━━━ Dataset excerpts ━━━

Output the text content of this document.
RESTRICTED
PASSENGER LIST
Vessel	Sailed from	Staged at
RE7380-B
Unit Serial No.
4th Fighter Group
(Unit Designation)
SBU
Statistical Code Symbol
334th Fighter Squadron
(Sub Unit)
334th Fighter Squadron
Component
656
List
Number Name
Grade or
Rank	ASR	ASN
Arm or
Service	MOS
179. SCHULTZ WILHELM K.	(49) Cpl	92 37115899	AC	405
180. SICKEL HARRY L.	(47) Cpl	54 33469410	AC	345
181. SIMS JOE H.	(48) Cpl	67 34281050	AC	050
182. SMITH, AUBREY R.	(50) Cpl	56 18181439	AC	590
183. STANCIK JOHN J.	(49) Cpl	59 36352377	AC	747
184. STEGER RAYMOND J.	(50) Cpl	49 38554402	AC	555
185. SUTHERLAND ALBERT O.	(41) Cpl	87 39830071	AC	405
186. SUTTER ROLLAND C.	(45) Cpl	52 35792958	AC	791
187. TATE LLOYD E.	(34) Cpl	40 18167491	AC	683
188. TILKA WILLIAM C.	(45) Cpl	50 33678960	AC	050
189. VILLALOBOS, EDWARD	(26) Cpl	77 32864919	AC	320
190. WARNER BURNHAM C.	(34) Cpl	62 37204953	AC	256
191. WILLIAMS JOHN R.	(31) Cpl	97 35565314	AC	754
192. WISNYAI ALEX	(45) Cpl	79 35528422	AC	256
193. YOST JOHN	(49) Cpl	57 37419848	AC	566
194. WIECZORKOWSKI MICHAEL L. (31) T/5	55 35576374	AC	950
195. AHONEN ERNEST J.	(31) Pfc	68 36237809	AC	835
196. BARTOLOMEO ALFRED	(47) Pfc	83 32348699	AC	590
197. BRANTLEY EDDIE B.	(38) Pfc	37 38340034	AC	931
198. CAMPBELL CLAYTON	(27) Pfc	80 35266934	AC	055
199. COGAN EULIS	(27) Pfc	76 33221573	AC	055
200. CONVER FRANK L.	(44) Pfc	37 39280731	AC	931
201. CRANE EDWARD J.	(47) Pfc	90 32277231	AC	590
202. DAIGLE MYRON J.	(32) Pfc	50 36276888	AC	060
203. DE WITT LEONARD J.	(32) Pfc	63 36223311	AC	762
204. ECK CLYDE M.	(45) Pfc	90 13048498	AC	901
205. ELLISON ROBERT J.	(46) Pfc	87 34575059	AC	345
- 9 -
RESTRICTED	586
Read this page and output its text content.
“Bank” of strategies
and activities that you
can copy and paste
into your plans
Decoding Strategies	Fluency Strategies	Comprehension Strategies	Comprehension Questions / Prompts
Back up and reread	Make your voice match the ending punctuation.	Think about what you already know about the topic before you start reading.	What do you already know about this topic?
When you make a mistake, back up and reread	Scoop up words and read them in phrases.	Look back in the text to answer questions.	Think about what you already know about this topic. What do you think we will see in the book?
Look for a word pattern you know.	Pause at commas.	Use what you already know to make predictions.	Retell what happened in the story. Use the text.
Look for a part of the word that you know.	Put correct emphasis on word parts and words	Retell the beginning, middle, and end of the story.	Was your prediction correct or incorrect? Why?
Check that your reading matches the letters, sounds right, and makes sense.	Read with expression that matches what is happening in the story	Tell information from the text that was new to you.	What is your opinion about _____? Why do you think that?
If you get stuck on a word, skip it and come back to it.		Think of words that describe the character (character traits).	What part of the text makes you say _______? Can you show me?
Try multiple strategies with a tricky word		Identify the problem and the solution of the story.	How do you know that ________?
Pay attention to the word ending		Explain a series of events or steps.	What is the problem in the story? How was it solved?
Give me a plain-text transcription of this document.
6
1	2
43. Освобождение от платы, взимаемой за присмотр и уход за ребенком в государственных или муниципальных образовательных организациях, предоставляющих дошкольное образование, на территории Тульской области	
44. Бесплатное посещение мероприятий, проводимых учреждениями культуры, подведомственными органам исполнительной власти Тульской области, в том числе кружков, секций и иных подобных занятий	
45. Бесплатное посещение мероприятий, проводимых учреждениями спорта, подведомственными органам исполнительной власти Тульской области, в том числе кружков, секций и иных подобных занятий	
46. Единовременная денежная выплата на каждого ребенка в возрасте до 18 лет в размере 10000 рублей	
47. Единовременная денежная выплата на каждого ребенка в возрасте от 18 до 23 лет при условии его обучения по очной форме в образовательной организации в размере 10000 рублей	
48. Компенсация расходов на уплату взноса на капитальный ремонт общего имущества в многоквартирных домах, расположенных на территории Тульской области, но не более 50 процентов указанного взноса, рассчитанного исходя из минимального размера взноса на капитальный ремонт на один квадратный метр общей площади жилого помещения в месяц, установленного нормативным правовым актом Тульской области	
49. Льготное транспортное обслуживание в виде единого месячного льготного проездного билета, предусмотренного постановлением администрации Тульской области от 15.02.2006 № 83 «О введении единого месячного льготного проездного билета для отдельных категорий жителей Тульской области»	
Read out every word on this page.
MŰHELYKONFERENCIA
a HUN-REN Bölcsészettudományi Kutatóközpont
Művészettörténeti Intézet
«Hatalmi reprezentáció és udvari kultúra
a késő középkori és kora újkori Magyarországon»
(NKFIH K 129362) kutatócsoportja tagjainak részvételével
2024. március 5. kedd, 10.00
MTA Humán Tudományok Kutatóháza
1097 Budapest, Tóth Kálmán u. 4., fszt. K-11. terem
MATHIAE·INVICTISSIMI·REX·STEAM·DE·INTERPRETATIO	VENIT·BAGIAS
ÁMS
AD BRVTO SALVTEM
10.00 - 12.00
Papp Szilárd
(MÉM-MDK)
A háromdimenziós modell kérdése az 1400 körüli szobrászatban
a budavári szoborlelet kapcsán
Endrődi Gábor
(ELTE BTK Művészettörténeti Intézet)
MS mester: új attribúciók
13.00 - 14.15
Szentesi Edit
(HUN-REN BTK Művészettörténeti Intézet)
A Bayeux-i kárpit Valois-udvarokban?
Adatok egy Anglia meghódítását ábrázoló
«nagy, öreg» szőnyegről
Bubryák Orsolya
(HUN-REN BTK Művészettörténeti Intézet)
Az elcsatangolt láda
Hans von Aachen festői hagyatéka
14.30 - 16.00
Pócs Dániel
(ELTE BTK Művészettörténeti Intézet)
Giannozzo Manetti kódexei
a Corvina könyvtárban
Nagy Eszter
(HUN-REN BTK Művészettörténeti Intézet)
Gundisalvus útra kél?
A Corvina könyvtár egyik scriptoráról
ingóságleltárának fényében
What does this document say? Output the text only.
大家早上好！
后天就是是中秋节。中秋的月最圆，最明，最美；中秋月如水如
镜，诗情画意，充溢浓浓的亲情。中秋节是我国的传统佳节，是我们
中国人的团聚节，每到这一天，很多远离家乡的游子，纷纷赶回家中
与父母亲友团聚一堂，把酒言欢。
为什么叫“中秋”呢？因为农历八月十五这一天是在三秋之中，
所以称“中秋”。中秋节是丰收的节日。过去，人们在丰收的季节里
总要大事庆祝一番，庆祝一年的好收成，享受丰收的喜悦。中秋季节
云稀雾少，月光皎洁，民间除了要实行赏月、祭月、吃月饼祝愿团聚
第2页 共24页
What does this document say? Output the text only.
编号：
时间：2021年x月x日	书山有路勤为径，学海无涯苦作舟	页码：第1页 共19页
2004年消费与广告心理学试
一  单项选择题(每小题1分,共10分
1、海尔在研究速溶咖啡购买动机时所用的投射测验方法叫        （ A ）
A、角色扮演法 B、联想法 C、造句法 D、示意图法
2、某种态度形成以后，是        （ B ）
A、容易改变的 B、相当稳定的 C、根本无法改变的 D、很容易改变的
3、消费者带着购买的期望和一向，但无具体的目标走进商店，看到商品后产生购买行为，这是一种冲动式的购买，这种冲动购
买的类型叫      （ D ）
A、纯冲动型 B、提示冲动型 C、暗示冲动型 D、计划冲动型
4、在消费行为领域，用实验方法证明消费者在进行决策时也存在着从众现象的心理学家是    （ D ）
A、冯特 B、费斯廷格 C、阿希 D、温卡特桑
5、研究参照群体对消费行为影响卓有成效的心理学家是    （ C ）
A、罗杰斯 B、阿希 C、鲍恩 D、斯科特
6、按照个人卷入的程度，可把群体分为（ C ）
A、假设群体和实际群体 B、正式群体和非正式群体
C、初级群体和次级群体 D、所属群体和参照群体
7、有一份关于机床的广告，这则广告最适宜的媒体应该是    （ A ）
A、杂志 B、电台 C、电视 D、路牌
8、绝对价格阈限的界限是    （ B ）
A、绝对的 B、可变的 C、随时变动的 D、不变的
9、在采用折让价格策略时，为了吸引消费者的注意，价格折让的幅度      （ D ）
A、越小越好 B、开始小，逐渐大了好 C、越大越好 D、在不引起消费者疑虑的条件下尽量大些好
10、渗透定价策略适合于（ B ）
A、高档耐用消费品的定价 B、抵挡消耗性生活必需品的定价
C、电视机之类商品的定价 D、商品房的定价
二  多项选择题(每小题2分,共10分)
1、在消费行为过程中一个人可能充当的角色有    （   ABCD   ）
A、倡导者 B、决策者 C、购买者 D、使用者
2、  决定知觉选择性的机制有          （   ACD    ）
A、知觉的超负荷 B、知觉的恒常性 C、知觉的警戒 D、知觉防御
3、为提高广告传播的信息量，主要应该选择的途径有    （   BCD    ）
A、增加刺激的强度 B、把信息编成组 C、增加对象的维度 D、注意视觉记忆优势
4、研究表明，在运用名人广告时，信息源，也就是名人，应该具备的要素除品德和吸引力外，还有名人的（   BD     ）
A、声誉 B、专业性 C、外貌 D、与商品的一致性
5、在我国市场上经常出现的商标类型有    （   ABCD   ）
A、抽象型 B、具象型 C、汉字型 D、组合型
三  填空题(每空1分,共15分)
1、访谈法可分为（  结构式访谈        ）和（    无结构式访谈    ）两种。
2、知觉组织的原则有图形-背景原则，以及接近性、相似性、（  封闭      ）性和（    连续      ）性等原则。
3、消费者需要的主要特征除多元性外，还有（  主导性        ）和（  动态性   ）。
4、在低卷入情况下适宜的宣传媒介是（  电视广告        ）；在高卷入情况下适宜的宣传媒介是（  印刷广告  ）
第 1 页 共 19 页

━━━

Your instructions: Extract all lines from the material above that include the word "ребенка".

Full response:
46. Единовременная денежная выплата на каждого ребенка в возрасте до 18 лет в размере 10000 рублей	
47. Единовременная денежная выплата на каждого ребенка в возрасте от 18 до 23 лет при условии его обучения по очной форме в образовательной организации в размере 10000 рублей	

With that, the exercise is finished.